• [Objective] Determine the number of lines in these entries that hold the word "образомъ". Give the number and nothing more.

*** Records for the exercise ***

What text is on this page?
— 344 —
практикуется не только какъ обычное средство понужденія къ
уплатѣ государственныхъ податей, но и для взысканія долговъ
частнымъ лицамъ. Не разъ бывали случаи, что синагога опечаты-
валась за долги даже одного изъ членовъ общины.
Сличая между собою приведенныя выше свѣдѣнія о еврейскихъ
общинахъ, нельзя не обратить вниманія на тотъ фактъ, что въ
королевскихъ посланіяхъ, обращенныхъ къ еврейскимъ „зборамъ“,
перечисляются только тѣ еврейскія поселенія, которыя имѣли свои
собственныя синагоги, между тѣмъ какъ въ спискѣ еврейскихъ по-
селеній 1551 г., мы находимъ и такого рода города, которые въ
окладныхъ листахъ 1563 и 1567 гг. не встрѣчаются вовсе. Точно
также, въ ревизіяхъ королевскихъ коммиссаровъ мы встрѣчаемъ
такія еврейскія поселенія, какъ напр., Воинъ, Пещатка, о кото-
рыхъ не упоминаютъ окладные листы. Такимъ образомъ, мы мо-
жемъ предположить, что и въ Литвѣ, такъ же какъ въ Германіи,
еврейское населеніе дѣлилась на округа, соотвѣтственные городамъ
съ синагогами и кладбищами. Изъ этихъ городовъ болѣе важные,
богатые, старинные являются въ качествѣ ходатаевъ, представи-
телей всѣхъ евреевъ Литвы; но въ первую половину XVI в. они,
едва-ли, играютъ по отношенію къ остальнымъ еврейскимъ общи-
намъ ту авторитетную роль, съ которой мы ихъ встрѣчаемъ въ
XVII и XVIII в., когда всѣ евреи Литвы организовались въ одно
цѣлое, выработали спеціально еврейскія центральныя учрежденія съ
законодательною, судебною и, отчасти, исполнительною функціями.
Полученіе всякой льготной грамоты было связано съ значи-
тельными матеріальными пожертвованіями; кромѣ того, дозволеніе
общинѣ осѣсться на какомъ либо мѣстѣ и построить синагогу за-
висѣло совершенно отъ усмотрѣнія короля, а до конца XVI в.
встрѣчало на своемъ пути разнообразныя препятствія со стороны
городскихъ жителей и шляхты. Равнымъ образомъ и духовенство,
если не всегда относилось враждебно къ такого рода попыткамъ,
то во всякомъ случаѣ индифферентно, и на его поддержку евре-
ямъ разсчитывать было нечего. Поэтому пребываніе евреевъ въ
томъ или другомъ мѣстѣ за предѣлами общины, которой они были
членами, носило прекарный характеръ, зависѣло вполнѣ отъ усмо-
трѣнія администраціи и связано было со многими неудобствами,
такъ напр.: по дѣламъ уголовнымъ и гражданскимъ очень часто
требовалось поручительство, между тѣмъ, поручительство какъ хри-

***

• [Complete output] 2